Directions for this task: Lift every line from the entries that includes the word "teki".

Data supplied:
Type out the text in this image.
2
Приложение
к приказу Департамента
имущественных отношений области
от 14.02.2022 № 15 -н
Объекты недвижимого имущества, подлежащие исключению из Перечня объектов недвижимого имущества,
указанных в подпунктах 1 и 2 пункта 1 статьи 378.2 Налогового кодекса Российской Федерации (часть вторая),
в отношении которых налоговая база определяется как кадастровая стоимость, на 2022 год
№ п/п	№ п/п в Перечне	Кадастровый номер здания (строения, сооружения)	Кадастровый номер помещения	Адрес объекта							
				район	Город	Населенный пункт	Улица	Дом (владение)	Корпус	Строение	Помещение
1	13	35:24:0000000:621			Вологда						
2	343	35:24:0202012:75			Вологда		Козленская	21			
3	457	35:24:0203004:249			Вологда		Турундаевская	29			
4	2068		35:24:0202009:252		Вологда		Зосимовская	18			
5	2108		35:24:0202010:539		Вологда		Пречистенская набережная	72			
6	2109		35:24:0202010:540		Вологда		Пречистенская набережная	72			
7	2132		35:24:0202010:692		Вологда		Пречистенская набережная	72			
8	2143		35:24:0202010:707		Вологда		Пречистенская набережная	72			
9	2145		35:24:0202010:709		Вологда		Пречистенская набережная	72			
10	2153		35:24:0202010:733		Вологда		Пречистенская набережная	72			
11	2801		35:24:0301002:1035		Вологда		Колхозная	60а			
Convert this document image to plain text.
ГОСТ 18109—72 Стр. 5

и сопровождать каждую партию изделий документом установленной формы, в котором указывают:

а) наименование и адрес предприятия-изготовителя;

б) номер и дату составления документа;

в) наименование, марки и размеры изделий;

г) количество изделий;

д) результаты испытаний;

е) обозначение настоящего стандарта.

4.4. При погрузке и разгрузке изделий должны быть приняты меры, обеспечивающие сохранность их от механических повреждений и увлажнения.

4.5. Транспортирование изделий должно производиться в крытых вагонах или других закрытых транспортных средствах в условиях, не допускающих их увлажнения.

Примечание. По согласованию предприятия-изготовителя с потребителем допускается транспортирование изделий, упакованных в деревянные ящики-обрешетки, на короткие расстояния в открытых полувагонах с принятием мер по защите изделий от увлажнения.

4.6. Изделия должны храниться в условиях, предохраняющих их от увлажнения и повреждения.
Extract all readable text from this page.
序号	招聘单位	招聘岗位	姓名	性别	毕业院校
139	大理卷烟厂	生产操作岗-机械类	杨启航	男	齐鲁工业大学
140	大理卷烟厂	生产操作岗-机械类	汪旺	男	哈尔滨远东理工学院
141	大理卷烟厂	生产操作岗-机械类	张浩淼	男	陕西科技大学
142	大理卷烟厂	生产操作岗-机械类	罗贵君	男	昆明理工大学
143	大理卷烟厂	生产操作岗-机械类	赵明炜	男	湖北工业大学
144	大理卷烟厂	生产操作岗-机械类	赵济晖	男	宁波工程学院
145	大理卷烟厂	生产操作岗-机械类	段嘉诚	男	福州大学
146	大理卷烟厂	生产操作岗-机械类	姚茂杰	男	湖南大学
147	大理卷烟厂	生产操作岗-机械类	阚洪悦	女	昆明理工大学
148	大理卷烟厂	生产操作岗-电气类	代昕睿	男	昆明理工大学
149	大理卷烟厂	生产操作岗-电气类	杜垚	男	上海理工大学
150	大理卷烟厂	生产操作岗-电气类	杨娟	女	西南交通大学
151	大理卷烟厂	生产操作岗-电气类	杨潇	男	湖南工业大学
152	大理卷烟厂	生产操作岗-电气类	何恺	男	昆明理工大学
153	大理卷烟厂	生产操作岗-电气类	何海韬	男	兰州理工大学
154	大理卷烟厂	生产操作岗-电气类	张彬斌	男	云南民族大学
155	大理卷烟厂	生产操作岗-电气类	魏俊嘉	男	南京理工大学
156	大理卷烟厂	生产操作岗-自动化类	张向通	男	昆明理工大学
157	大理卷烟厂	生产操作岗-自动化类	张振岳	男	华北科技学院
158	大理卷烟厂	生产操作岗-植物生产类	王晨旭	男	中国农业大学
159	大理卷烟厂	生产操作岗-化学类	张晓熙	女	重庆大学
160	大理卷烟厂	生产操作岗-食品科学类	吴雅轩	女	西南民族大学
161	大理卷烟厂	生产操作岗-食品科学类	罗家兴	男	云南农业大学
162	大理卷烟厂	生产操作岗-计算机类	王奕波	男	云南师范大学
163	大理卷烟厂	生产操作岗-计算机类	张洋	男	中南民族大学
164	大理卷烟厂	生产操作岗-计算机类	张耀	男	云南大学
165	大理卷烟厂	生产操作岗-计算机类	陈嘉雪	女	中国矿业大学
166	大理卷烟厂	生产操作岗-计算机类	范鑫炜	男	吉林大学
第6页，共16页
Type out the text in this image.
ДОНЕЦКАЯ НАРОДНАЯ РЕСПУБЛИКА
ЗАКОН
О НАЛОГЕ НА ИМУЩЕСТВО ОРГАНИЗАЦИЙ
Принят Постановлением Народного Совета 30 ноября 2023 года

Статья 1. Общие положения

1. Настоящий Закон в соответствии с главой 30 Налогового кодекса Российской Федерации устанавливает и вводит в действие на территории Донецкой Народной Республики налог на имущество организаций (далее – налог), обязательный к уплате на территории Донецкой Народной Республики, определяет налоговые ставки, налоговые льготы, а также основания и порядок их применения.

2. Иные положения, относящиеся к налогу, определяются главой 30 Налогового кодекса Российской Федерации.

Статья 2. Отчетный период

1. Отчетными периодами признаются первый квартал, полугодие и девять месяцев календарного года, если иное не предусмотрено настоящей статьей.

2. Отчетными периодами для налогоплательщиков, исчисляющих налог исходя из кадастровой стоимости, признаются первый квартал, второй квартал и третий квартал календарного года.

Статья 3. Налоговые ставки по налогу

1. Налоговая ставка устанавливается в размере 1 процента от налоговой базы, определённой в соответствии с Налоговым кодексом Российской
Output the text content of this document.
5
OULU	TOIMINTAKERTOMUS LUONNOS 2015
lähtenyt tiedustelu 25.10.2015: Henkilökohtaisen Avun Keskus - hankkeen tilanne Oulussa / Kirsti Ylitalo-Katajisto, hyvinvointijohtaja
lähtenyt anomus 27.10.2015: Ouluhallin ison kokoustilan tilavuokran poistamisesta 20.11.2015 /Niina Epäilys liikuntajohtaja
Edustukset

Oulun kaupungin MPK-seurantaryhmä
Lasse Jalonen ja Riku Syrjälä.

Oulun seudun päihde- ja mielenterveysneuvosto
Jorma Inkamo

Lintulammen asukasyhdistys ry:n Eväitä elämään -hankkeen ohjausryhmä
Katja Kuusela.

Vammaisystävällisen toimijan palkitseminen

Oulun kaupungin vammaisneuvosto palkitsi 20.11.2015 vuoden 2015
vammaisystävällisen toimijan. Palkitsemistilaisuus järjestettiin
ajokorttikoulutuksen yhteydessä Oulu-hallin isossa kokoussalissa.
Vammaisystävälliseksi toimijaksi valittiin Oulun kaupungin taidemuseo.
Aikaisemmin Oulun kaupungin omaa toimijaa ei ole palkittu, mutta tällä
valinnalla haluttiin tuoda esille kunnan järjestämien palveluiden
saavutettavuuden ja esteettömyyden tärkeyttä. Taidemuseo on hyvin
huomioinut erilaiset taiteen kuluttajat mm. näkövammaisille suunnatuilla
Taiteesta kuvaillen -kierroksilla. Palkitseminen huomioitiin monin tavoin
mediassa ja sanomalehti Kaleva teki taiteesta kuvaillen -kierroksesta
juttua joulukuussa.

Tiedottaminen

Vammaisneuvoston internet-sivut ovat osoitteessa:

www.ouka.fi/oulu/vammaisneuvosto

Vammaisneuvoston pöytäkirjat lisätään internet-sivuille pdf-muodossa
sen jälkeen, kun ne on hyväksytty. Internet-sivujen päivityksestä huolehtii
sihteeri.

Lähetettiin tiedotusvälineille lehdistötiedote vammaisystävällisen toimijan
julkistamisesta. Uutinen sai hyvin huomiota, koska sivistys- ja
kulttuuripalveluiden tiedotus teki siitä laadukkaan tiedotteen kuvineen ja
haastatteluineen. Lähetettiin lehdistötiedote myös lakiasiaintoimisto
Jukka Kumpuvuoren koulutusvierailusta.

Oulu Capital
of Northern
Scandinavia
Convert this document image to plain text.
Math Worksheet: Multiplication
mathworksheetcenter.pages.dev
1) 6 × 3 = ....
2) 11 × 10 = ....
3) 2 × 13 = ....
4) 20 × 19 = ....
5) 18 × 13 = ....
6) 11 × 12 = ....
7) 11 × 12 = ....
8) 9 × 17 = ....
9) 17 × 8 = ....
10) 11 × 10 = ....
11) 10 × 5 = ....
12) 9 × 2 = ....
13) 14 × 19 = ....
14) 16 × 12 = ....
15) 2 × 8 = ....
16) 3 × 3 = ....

Full response:
mediassa ja sanomalehti Kaleva teki taiteesta kuvaillen -kierroksesta
kulttuuripalveluiden tiedotus teki siitä laadukkaan tiedotteen kuvineen ja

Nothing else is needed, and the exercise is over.